[Extracted records]
+-------+
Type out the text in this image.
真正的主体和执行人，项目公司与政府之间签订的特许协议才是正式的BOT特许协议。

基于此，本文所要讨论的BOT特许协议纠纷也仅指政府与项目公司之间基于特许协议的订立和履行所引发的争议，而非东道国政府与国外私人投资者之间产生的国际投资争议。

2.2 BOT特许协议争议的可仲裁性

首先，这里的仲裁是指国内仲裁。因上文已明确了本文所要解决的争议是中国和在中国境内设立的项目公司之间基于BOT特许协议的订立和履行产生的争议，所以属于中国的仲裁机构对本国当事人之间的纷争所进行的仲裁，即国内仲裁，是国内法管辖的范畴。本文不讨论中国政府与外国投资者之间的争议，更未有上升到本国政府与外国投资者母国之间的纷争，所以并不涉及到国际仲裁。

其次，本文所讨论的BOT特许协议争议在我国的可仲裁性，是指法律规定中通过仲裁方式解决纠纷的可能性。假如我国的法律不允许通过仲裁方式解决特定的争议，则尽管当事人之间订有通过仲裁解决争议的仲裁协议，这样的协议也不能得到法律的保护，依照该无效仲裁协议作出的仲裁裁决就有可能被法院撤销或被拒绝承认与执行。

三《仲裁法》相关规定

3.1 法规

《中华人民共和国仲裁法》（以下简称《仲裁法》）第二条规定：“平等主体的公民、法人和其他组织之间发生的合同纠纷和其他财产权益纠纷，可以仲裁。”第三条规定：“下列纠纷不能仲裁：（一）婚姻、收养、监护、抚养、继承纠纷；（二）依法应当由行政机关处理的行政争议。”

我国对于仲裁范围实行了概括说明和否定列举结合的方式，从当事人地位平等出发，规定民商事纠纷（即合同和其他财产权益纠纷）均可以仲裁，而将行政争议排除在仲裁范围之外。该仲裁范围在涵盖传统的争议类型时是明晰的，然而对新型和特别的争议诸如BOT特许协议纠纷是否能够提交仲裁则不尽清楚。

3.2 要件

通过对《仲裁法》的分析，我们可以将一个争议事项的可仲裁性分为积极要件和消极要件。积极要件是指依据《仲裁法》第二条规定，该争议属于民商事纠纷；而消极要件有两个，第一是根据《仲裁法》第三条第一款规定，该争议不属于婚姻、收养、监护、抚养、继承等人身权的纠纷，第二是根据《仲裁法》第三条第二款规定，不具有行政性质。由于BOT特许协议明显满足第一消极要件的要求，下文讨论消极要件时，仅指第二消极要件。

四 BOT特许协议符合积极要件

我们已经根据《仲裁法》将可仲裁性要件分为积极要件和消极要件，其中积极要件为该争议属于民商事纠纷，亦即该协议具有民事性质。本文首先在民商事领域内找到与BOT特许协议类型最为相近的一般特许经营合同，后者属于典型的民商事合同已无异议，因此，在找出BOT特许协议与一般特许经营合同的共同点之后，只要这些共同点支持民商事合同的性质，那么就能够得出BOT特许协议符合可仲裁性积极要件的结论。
+-------+
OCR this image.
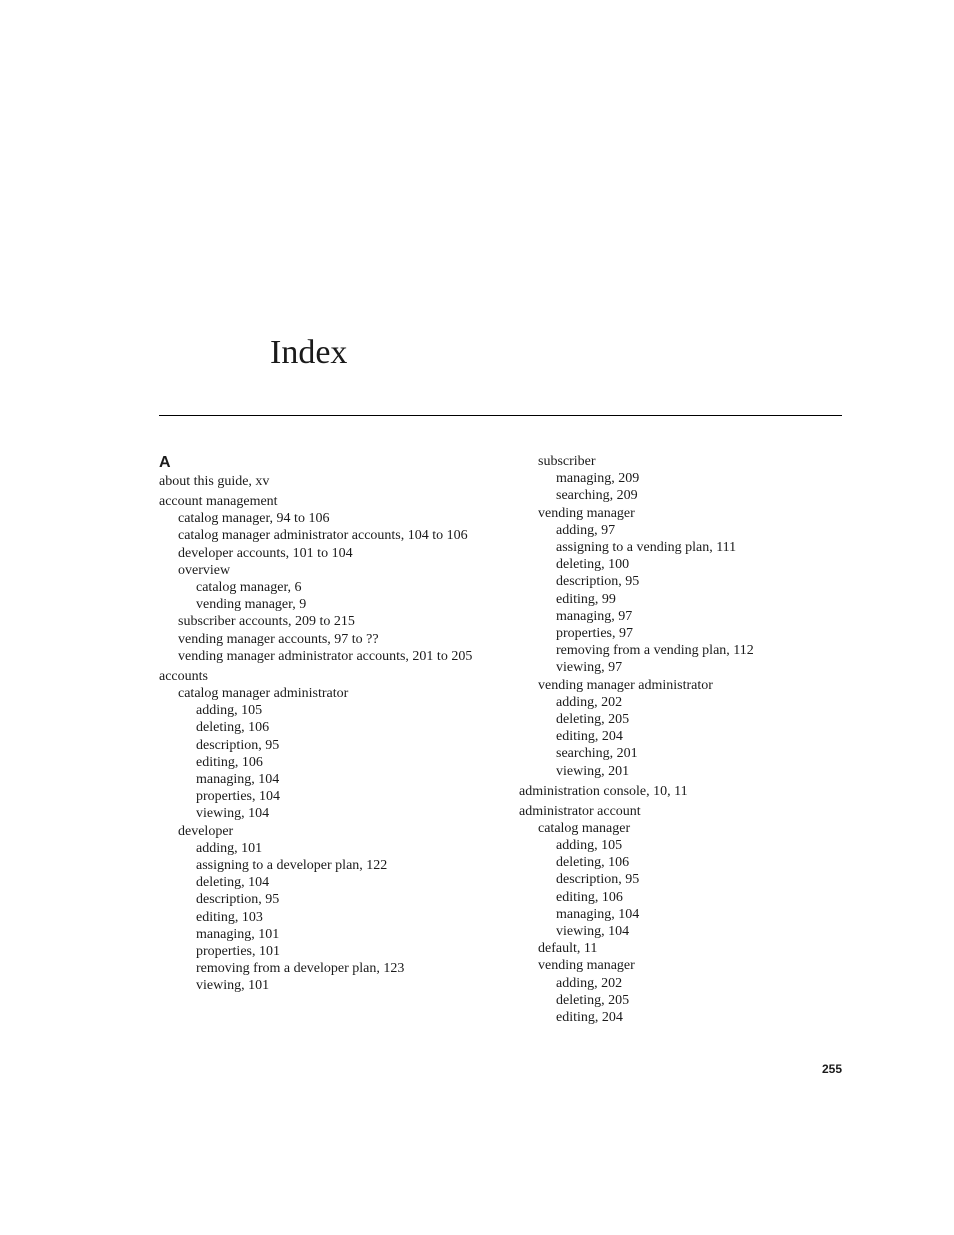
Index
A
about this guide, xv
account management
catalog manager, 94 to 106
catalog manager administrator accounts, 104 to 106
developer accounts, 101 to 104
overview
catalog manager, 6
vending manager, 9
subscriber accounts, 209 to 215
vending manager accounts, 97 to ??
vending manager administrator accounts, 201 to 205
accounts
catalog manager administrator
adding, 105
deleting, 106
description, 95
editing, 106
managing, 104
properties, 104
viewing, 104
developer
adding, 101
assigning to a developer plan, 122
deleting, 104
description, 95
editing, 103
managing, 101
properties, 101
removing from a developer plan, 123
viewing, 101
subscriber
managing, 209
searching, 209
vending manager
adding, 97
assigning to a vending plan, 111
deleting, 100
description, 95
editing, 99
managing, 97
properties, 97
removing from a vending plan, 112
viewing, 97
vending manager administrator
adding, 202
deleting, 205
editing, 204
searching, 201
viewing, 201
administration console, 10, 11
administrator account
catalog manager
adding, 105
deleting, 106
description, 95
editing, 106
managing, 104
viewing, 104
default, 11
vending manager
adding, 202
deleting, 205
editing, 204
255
+-------+
◆ Task goal: Lines from the records above that hold "administrator" are the ones to list.

◆ Exercise output:
catalog manager administrator accounts, 104 to 106
vending manager administrator accounts, 201 to 205
catalog manager administrator
vending manager administrator
administrator account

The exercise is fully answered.